From The Art and Popular Culture Encyclopedia
"I am led to believe, that among the Ismailites, those only were termed Hashishin, who were specially educated to commit murder, and who were, by the use of Hashish disposed to an absolute resignation to the will of their chief; this, however, may not have prevented the denomination from being applied to Ismailites collectively, especially among the Occidentals." --Silvestre de Sacy cited in The History of the Assassins: Derived from Oriental Sources (1818) by Joseph von Hammer-Purgstall
An assassination may be prompted by religious, ideological, political, or military motives; it is an act that may be done for financial gain, to avenge a grievance, from a desire to acquire fame or notoriety, or because of a military or security services command to carry out the murder.
The word assassin is often believed to derive from the word Hashshashin (Persian: حشّاشين, ħashshāshīyīn, also Hashishin, Hashashiyyin, or Assassins). It referred to a group that was part of the Nizari branch of the Ismā'īlī Shia.
Founded by the Hassan-i Sabbah, the Assassins were active in the fortress of Alamut in Iran from the 8th to the 14th centuries, and also controlled the castle of Masyaf in Syria. The group killed members of the Muslim Abbasid, Seljuq, and Christian Crusader élite for political and religious reasons.
Although it is commonly believed that Assassins were under the influence of hashish during their killings or during their indoctrination, there is debate as to whether these claims have merit, with many Eastern writers and an increasing number of Western academics coming to believe that drug-taking was not the key feature behind the name. The earliest known literary use of the word assassination is in Macbeth by William Shakespeare (1605).
Use in history
Ancient to medieval times
Assassination is one of the oldest tools of power politics. It dates back at least as far as recorded history.
The Old Testament story of Judith illustrates how a woman frees the Israelites by tricking and assassinating Holofernes, a warlord of the rival Assyrians, with whom the Israelites were at war. King Joash of Judah was recorded as being assassinated by his own servants; and King Sennacherib of Assyria was assassinated by his own sons.
Chanakya (c. 350–283 BC) wrote about assassinations in detail in his political treatise Arthashastra. His student Chandragupta Maurya, the founder of the Maurya Empire, later made use of assassinations against some of his enemies, including two of Alexander the Great's generals, Nicanor and Philip. Other famous victims are Philip II of Macedon (336 BC), the father of Alexander the Great, and Roman consul Julius Caesar (44 BC). Emperors of Rome often met their end in this way, as did many of the Muslim Shia Imams hundreds of years later. The practice was also well known in ancient China, as in Jing Ke's failed assassination of King Qin Shi Huang (227 BC).

-- -- --

> **Given request a**: In the listing below, write out word for word everything from the line containing "lock-glyph xyxy=(203,219,223,245)" down to the listing's last line, including both of those lines.

-- -- --

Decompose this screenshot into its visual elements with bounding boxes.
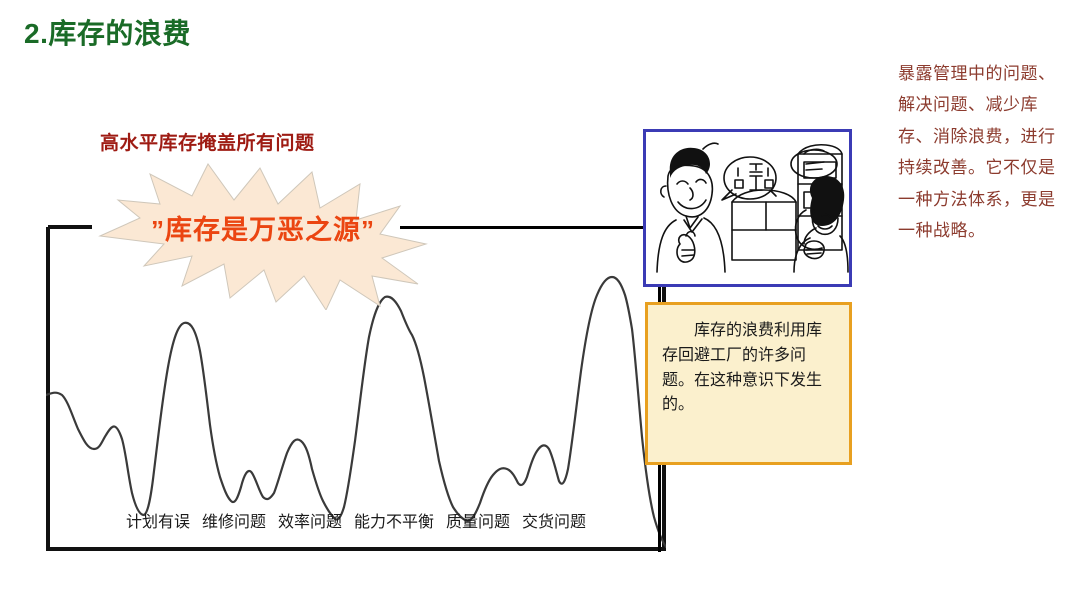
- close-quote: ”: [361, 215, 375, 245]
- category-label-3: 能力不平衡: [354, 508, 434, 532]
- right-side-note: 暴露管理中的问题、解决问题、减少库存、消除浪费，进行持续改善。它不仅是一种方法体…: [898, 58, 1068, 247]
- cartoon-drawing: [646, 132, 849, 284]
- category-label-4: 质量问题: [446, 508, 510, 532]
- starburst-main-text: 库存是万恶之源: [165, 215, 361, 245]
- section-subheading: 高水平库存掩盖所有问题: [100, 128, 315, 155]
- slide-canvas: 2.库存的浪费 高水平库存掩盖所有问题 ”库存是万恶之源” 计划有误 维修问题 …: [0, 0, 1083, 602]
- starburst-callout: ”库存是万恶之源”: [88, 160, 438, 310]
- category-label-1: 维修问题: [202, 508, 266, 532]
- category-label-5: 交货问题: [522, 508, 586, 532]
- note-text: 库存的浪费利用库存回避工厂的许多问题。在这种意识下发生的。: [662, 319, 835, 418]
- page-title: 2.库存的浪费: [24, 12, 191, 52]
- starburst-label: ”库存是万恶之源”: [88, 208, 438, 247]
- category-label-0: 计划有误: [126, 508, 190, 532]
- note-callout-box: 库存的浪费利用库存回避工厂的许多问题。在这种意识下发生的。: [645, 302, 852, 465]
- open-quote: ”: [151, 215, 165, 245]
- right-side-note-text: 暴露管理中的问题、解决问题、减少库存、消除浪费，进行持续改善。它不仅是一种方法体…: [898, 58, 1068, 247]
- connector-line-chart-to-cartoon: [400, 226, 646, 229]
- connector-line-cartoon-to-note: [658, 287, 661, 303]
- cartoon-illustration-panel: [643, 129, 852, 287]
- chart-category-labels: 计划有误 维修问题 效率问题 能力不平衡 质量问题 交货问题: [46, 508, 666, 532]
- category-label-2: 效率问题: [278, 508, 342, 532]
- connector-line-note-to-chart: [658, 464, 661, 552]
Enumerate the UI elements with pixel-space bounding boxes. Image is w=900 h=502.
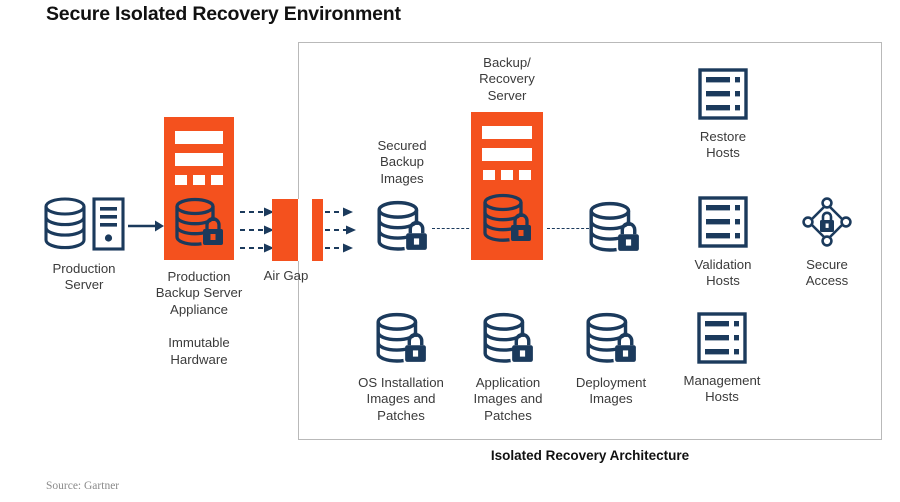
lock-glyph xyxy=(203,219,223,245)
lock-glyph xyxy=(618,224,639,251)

-- -- --

> **Given request b**: From the assassination article above, copy word for word everything from "The word assassin is" down to "the Ismā'īlī Shia.".

> **Full output a**:
lock-glyph xyxy=(203,219,223,245)
lock-glyph xyxy=(618,224,639,251)

> **Full output b**:
The word assassin is often believed to derive from the word Hashshashin (Persian: حشّاشين, ħashshāshīyīn, also Hashishin, Hashashiyyin, or Assassins). It referred to a group that was part of the Nizari branch of the Ismā'īlī Shia.